[Your task]
Without the pictures, copy the entries below word for word.

--- BEGIN ---

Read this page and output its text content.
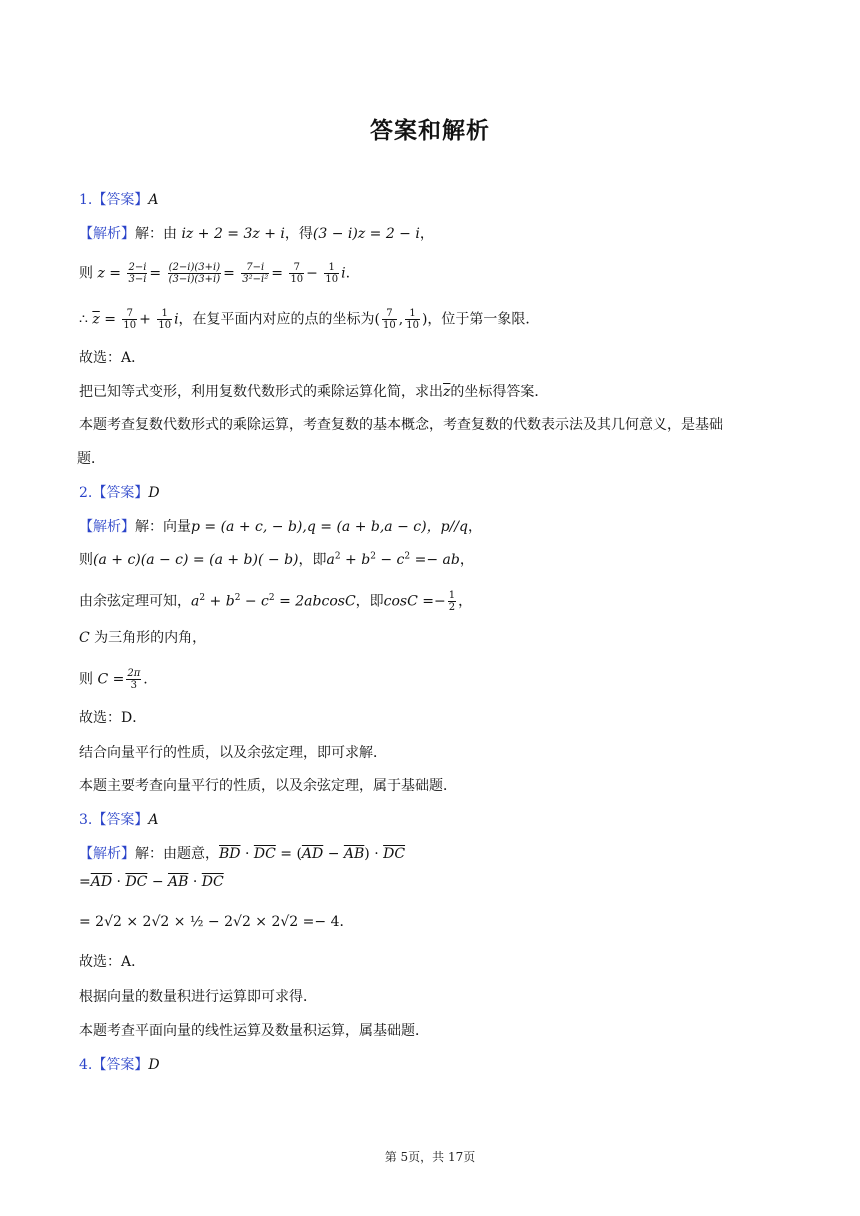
答案和解析
1.【答案】A
【解析】解：由 iz + 2 = 3z + i，得(3 − i)z = 2 − i，
则 $z = \frac{2-i}{3-i} = \frac{(2-i)(3+i)}{(3-i)(3+i)} = \frac{7-i}{\text{3²−i²}} = \frac{7}{10} - \frac{1}{10} i$.
∴ $\overline{z} = \frac{7}{10} + \frac{1}{10}$ i，在复平面内对应的点的坐标为( $\frac{7}{10}$ , $\frac{1}{10}$ )，位于第一象限．
故选：A．
把已知等式变形，利用复数代数形式的乘除运算化简，求出$\overline{z}$的坐标得答案．
本题考查复数代数形式的乘除运算，考查复数的基本概念，考查复数的代数表示法及其几何意义，是基础
题．
2.【答案】D
【解析】解：向量p = (a + c, − b),q = (a + b,a − c)，p//q，
则(a + c)(a − c) = (a + b)( − b)，即$a^2 + b^2 - c^2$ =− ab，
由余弦定理可知，$a^2 + b^2 - c^2 = 2abcosC$，即$\cos C =- \frac{1}{2}$ ，
C 为三角形的内角，
则 $C = \frac{2\pi}{3}$ .
故选：D．
结合向量平行的性质，以及余弦定理，即可求解．
本题主要考查向量平行的性质，以及余弦定理，属于基础题．
3.【答案】A
【解析】解：由题意，$\overline{BD} \cdot \overline{DC} = (\overline{AD} - \overline{AB}) \cdot \overline{DC}$
$=\overline{AD} \cdot \overline{DC} - \overline{AB} \cdot \overline{DC}$
= 2√2 × 2√2 × ½ − 2√2 × 2√2 =− 4．
故选：A．
根据向量的数量积进行运算即可求得．
本题考查平面向量的线性运算及数量积运算，属基础题．
4.【答案】D
第 5页，共 17页
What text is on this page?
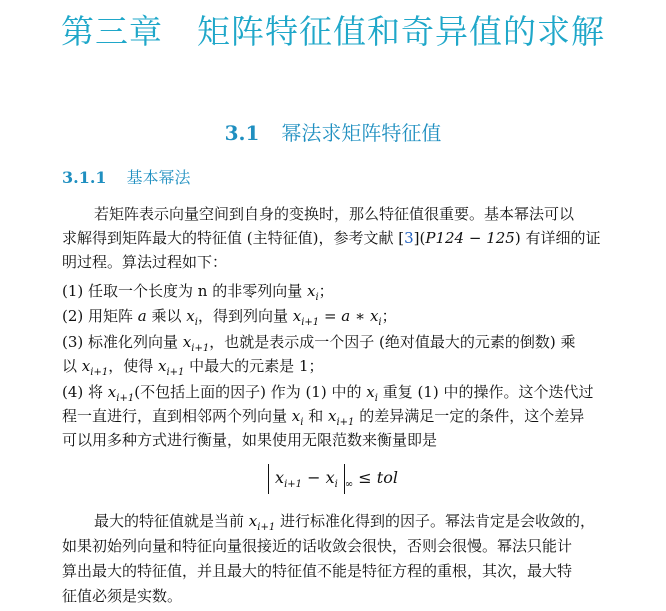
第三章 矩阵特征值和奇异值的求解
3.1 幂法求矩阵特征值
3.1.1 基本幂法
若矩阵表示向量空间到自身的变换时，那么特征值很重要。基本幂法可以
求解得到矩阵最大的特征值 (主特征值)，参考文献 [3](P124 − 125) 有详细的证
明过程。算法过程如下：
(1) 任取一个长度为 n 的非零列向量 $x_i$；
(2) 用矩阵 a 乘以 $x_i$，得到列向量 $x_{i+1} = a$ ∗ $x_i$；
(3) 标准化列向量 $x_{i+1}$，也就是表示成一个因子 (绝对值最大的元素的倒数) 乘
以 $x_{i+1}$，使得 $x_{i+1}$ 中最大的元素是 1；
(4) 将 $x_{i+1}$(不包括上面的因子) 作为 (1) 中的 $x_i$ 重复 (1) 中的操作。这个迭代过
程一直进行，直到相邻两个列向量 $x_i$ 和 $x_{i+1}$ 的差异满足一定的条件，这个差异
可以用多种方式进行衡量，如果使用无限范数来衡量即是
$x_{i+1} - x_i$ $_\infty$ ≤ tol
最大的特征值就是当前 $x_{i+1}$ 进行标准化得到的因子。幂法肯定是会收敛的，
如果初始列向量和特征向量很接近的话收敛会很快，否则会很慢。幂法只能计
算出最大的特征值，并且最大的特征值不能是特征方程的重根，其次，最大特
征值必须是实数。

--- END ---

[Task answer]
Read this page and output its text content.
答案和解析
1.【答案】A
【解析】解：由 iz + 2 = 3z + i，得(3 − i)z = 2 − i，
则 $z = \frac{2-i}{3-i} = \frac{(2-i)(3+i)}{(3-i)(3+i)} = \frac{7-i}{\text{3²−i²}} = \frac{7}{10} - \frac{1}{10} i$.
∴ $\overline{z} = \frac{7}{10} + \frac{1}{10}$ i，在复平面内对应的点的坐标为( $\frac{7}{10}$ , $\frac{1}{10}$ )，位于第一象限．
故选：A．
把已知等式变形，利用复数代数形式的乘除运算化简，求出$\overline{z}$的坐标得答案．
本题考查复数代数形式的乘除运算，考查复数的基本概念，考查复数的代数表示法及其几何意义，是基础
题．
2.【答案】D
【解析】解：向量p = (a + c, − b),q = (a + b,a − c)，p//q，
则(a + c)(a − c) = (a + b)( − b)，即$a^2 + b^2 - c^2$ =− ab，
由余弦定理可知，$a^2 + b^2 - c^2 = 2abcosC$，即$\cos C =- \frac{1}{2}$ ，
C 为三角形的内角，
则 $C = \frac{2\pi}{3}$ .
故选：D．
结合向量平行的性质，以及余弦定理，即可求解．
本题主要考查向量平行的性质，以及余弦定理，属于基础题．
3.【答案】A
【解析】解：由题意，$\overline{BD} \cdot \overline{DC} = (\overline{AD} - \overline{AB}) \cdot \overline{DC}$
$=\overline{AD} \cdot \overline{DC} - \overline{AB} \cdot \overline{DC}$
= 2√2 × 2√2 × ½ − 2√2 × 2√2 =− 4．
故选：A．
根据向量的数量积进行运算即可求得．
本题考查平面向量的线性运算及数量积运算，属基础题．
4.【答案】D
第 5页，共 17页
What text is on this page?
第三章 矩阵特征值和奇异值的求解
3.1 幂法求矩阵特征值
3.1.1 基本幂法
若矩阵表示向量空间到自身的变换时，那么特征值很重要。基本幂法可以
求解得到矩阵最大的特征值 (主特征值)，参考文献 [3](P124 − 125) 有详细的证
明过程。算法过程如下：
(1) 任取一个长度为 n 的非零列向量 $x_i$；
(2) 用矩阵 a 乘以 $x_i$，得到列向量 $x_{i+1} = a$ ∗ $x_i$；
(3) 标准化列向量 $x_{i+1}$，也就是表示成一个因子 (绝对值最大的元素的倒数) 乘
以 $x_{i+1}$，使得 $x_{i+1}$ 中最大的元素是 1；
(4) 将 $x_{i+1}$(不包括上面的因子) 作为 (1) 中的 $x_i$ 重复 (1) 中的操作。这个迭代过
程一直进行，直到相邻两个列向量 $x_i$ 和 $x_{i+1}$ 的差异满足一定的条件，这个差异
可以用多种方式进行衡量，如果使用无限范数来衡量即是
$x_{i+1} - x_i$ $_\infty$ ≤ tol
最大的特征值就是当前 $x_{i+1}$ 进行标准化得到的因子。幂法肯定是会收敛的，
如果初始列向量和特征向量很接近的话收敛会很快，否则会很慢。幂法只能计
算出最大的特征值，并且最大的特征值不能是特征方程的重根，其次，最大特
征值必须是实数。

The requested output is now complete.